Given data
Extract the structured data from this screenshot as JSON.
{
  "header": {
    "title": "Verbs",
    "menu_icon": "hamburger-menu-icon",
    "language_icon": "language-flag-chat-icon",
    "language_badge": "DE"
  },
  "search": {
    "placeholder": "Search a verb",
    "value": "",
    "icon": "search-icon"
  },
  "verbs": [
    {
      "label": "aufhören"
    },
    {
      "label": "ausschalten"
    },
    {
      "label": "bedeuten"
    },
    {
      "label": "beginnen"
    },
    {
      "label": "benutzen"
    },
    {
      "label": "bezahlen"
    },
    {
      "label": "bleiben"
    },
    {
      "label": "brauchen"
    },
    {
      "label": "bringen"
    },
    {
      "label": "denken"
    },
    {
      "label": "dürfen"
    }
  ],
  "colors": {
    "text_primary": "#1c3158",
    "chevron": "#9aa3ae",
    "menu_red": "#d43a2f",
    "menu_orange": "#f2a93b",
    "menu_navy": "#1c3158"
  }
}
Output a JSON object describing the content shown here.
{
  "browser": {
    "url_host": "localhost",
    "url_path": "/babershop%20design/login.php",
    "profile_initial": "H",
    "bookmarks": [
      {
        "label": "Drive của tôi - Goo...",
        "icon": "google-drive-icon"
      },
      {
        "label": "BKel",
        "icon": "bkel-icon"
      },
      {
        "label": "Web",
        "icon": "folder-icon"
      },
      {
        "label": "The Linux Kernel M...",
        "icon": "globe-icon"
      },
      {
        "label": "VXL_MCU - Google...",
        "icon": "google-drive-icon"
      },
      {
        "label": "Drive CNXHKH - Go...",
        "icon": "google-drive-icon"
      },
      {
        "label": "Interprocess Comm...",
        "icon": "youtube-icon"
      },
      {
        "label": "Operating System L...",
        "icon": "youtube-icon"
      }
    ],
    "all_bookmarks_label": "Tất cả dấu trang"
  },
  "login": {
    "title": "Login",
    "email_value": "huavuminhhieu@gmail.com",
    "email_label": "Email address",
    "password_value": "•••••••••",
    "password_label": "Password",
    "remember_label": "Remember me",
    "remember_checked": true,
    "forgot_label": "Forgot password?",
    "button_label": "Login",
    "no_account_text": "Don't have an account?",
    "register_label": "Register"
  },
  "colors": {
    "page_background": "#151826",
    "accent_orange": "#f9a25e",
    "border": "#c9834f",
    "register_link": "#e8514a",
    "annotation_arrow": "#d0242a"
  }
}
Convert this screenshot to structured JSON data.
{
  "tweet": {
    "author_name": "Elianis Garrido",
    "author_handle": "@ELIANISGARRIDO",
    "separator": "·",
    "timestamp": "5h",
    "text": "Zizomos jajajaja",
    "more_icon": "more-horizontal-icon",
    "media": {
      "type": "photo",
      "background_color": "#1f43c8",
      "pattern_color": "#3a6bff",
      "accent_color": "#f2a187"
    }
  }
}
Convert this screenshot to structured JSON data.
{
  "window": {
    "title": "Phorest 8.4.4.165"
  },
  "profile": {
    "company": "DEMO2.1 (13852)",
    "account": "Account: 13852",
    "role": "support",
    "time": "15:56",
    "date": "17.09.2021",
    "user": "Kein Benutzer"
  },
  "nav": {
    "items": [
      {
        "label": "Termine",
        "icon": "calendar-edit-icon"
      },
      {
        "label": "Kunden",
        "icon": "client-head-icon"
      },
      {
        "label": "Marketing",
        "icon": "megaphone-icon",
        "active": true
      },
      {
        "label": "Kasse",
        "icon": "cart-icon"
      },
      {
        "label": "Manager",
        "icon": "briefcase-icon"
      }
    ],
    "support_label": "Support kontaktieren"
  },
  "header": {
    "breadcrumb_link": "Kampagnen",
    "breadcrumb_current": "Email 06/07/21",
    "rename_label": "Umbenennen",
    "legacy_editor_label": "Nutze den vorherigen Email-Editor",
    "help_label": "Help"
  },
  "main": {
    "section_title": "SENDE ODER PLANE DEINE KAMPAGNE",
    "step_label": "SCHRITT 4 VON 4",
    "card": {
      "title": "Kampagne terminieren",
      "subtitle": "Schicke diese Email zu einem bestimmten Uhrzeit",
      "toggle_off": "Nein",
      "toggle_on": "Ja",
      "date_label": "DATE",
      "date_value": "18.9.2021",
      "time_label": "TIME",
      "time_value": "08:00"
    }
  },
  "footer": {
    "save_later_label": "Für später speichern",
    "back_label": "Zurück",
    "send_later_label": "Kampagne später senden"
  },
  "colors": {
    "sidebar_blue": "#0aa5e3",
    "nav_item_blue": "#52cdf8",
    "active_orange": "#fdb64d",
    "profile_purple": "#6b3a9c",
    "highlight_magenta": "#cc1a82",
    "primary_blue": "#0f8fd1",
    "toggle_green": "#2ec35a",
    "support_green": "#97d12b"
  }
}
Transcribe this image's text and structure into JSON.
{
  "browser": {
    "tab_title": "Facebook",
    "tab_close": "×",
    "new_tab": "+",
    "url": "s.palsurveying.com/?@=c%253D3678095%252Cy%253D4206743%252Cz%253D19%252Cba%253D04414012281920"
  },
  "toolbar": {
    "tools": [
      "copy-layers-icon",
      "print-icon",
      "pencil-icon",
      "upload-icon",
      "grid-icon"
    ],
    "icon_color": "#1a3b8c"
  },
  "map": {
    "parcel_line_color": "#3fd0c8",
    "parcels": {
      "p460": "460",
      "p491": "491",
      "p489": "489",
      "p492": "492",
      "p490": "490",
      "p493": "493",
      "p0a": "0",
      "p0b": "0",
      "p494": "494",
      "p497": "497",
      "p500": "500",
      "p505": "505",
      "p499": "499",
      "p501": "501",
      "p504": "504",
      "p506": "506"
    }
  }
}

Request
Repeat the material above in full, exactly as it stands.

Answer to the exercise
Extract the structured data from this screenshot as JSON.
{
  "header": {
    "title": "Verbs",
    "menu_icon": "hamburger-menu-icon",
    "language_icon": "language-flag-chat-icon",
    "language_badge": "DE"
  },
  "search": {
    "placeholder": "Search a verb",
    "value": "",
    "icon": "search-icon"
  },
  "verbs": [
    {
      "label": "aufhören"
    },
    {
      "label": "ausschalten"
    },
    {
      "label": "bedeuten"
    },
    {
      "label": "beginnen"
    },
    {
      "label": "benutzen"
    },
    {
      "label": "bezahlen"
    },
    {
      "label": "bleiben"
    },
    {
      "label": "brauchen"
    },
    {
      "label": "bringen"
    },
    {
      "label": "denken"
    },
    {
      "label": "dürfen"
    }
  ],
  "colors": {
    "text_primary": "#1c3158",
    "chevron": "#9aa3ae",
    "menu_red": "#d43a2f",
    "menu_orange": "#f2a93b",
    "menu_navy": "#1c3158"
  }
}
Output a JSON object describing the content shown here.
{
  "browser": {
    "url_host": "localhost",
    "url_path": "/babershop%20design/login.php",
    "profile_initial": "H",
    "bookmarks": [
      {
        "label": "Drive của tôi - Goo...",
        "icon": "google-drive-icon"
      },
      {
        "label": "BKel",
        "icon": "bkel-icon"
      },
      {
        "label": "Web",
        "icon": "folder-icon"
      },
      {
        "label": "The Linux Kernel M...",
        "icon": "globe-icon"
      },
      {
        "label": "VXL_MCU - Google...",
        "icon": "google-drive-icon"
      },
      {
        "label": "Drive CNXHKH - Go...",
        "icon": "google-drive-icon"
      },
      {
        "label": "Interprocess Comm...",
        "icon": "youtube-icon"
      },
      {
        "label": "Operating System L...",
        "icon": "youtube-icon"
      }
    ],
    "all_bookmarks_label": "Tất cả dấu trang"
  },
  "login": {
    "title": "Login",
    "email_value": "huavuminhhieu@gmail.com",
    "email_label": "Email address",
    "password_value": "•••••••••",
    "password_label": "Password",
    "remember_label": "Remember me",
    "remember_checked": true,
    "forgot_label": "Forgot password?",
    "button_label": "Login",
    "no_account_text": "Don't have an account?",
    "register_label": "Register"
  },
  "colors": {
    "page_background": "#151826",
    "accent_orange": "#f9a25e",
    "border": "#c9834f",
    "register_link": "#e8514a",
    "annotation_arrow": "#d0242a"
  }
}
Convert this screenshot to structured JSON data.
{
  "tweet": {
    "author_name": "Elianis Garrido",
    "author_handle": "@ELIANISGARRIDO",
    "separator": "·",
    "timestamp": "5h",
    "text": "Zizomos jajajaja",
    "more_icon": "more-horizontal-icon",
    "media": {
      "type": "photo",
      "background_color": "#1f43c8",
      "pattern_color": "#3a6bff",
      "accent_color": "#f2a187"
    }
  }
}
Convert this screenshot to structured JSON data.
{
  "window": {
    "title": "Phorest 8.4.4.165"
  },
  "profile": {
    "company": "DEMO2.1 (13852)",
    "account": "Account: 13852",
    "role": "support",
    "time": "15:56",
    "date": "17.09.2021",
    "user": "Kein Benutzer"
  },
  "nav": {
    "items": [
      {
        "label": "Termine",
        "icon": "calendar-edit-icon"
      },
      {
        "label": "Kunden",
        "icon": "client-head-icon"
      },
      {
        "label": "Marketing",
        "icon": "megaphone-icon",
        "active": true
      },
      {
        "label": "Kasse",
        "icon": "cart-icon"
      },
      {
        "label": "Manager",
        "icon": "briefcase-icon"
      }
    ],
    "support_label": "Support kontaktieren"
  },
  "header": {
    "breadcrumb_link": "Kampagnen",
    "breadcrumb_current": "Email 06/07/21",
    "rename_label": "Umbenennen",
    "legacy_editor_label": "Nutze den vorherigen Email-Editor",
    "help_label": "Help"
  },
  "main": {
    "section_title": "SENDE ODER PLANE DEINE KAMPAGNE",
    "step_label": "SCHRITT 4 VON 4",
    "card": {
      "title": "Kampagne terminieren",
      "subtitle": "Schicke diese Email zu einem bestimmten Uhrzeit",
      "toggle_off": "Nein",
      "toggle_on": "Ja",
      "date_label": "DATE",
      "date_value": "18.9.2021",
      "time_label": "TIME",
      "time_value": "08:00"
    }
  },
  "footer": {
    "save_later_label": "Für später speichern",
    "back_label": "Zurück",
    "send_later_label": "Kampagne später senden"
  },
  "colors": {
    "sidebar_blue": "#0aa5e3",
    "nav_item_blue": "#52cdf8",
    "active_orange": "#fdb64d",
    "profile_purple": "#6b3a9c",
    "highlight_magenta": "#cc1a82",
    "primary_blue": "#0f8fd1",
    "toggle_green": "#2ec35a",
    "support_green": "#97d12b"
  }
}
Transcribe this image's text and structure into JSON.
{
  "browser": {
    "tab_title": "Facebook",
    "tab_close": "×",
    "new_tab": "+",
    "url": "s.palsurveying.com/?@=c%253D3678095%252Cy%253D4206743%252Cz%253D19%252Cba%253D04414012281920"
  },
  "toolbar": {
    "tools": [
      "copy-layers-icon",
      "print-icon",
      "pencil-icon",
      "upload-icon",
      "grid-icon"
    ],
    "icon_color": "#1a3b8c"
  },
  "map": {
    "parcel_line_color": "#3fd0c8",
    "parcels": {
      "p460": "460",
      "p491": "491",
      "p489": "489",
      "p492": "492",
      "p490": "490",
      "p493": "493",
      "p0a": "0",
      "p0b": "0",
      "p494": "494",
      "p497": "497",
      "p500": "500",
      "p505": "505",
      "p499": "499",
      "p501": "501",
      "p504": "504",
      "p506": "506"
    }
  }
}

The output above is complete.